Job ::
Copy every line of the records below that holds the word "smoothed".

-- Start of Excerpted data --

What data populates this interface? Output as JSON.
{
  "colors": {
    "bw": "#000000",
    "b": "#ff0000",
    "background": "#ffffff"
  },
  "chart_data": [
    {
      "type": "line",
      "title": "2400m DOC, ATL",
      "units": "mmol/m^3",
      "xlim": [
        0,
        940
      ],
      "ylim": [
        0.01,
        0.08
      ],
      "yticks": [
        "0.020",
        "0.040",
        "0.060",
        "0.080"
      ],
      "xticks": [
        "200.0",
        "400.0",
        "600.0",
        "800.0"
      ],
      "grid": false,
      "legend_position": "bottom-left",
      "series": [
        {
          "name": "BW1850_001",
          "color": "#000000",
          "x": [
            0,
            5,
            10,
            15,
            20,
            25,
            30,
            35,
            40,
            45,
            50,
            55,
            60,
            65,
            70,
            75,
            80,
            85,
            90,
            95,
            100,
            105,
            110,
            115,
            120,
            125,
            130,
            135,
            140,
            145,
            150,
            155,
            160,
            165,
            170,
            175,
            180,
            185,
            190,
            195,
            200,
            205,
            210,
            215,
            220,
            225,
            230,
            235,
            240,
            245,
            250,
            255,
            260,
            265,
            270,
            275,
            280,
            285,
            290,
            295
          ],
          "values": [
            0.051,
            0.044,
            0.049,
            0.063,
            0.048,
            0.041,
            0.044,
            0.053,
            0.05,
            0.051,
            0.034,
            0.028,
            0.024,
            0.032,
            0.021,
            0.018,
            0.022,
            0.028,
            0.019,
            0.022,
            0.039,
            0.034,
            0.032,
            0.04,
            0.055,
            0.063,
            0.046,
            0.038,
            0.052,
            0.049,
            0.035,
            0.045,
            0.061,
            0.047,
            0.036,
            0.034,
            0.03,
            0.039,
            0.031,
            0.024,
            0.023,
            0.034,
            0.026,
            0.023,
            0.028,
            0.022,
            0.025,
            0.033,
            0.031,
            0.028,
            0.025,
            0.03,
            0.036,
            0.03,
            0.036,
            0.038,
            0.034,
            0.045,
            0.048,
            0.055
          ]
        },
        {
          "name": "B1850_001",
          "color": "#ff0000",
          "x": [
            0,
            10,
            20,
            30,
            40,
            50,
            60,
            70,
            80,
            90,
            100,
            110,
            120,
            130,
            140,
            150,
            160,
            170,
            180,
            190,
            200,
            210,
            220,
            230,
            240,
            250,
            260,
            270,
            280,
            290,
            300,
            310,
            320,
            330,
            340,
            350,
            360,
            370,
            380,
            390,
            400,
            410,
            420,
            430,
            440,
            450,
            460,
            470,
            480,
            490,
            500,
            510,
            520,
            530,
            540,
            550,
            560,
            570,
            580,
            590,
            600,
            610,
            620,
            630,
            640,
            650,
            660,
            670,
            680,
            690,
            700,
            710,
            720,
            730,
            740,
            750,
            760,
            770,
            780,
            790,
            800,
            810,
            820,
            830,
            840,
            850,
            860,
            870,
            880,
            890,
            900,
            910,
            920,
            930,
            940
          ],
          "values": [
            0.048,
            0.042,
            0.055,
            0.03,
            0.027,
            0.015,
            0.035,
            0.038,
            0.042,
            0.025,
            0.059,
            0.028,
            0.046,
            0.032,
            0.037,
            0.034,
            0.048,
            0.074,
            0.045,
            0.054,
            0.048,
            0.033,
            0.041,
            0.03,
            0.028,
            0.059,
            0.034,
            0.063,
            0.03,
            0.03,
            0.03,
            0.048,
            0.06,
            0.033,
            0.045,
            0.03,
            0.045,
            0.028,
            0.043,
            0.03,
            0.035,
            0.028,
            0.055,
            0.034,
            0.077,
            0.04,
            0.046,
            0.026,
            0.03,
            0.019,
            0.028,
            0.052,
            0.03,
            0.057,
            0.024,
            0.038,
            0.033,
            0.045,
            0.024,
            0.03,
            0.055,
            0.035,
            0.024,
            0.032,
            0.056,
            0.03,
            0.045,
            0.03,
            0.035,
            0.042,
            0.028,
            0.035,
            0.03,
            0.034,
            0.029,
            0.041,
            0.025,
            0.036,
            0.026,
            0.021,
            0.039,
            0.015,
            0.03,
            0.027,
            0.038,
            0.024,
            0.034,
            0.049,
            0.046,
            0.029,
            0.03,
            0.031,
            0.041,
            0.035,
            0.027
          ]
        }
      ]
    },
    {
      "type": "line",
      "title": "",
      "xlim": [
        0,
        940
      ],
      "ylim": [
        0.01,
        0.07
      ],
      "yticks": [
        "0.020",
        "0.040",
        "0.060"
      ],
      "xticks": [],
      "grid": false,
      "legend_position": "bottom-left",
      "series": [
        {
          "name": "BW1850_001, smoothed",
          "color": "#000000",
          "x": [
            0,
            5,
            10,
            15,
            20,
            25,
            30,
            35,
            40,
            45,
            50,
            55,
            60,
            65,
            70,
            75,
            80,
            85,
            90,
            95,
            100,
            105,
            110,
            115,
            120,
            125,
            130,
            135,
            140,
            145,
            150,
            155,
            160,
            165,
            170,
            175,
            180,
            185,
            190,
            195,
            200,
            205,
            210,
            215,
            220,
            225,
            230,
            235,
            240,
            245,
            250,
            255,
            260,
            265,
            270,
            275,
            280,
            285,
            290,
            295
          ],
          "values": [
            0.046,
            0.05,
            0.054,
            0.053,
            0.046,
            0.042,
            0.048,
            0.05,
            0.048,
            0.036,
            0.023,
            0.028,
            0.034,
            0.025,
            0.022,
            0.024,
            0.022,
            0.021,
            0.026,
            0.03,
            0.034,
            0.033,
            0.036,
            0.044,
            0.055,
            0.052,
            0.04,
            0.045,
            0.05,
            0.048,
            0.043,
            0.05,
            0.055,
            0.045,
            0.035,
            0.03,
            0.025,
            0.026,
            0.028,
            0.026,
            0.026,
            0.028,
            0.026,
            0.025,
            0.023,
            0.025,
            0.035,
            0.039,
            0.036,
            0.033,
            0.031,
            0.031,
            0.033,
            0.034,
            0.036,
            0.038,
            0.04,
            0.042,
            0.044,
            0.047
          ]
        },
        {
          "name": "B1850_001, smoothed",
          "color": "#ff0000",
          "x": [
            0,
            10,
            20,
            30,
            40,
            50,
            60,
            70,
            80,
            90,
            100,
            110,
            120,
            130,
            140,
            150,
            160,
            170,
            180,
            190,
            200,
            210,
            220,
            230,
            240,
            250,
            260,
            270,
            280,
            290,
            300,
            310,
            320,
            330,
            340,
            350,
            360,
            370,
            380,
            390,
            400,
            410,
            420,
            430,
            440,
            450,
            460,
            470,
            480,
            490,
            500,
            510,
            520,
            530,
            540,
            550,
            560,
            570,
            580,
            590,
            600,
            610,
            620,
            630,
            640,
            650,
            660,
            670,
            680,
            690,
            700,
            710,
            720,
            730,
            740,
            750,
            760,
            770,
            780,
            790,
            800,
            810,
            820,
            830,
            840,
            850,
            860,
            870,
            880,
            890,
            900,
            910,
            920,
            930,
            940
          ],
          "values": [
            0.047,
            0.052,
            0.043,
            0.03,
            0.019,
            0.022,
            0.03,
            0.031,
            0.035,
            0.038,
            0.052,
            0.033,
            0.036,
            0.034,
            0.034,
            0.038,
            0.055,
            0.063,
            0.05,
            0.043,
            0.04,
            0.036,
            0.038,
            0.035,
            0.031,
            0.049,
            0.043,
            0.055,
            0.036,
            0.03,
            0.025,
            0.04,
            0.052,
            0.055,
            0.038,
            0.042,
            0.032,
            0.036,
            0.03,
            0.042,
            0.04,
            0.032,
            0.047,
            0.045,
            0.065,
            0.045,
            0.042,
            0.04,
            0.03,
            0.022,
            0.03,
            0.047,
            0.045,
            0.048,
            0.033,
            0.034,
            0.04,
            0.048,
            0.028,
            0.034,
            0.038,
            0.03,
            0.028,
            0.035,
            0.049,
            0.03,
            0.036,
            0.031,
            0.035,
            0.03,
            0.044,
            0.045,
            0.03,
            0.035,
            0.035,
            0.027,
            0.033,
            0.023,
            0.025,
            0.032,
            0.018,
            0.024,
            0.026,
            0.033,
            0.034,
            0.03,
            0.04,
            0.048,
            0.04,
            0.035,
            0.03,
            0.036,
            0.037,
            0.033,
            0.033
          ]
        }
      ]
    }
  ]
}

-- End of Excerpted data --

The response ::
          "name": "BW1850_001, smoothed",
          "name": "B1850_001, smoothed",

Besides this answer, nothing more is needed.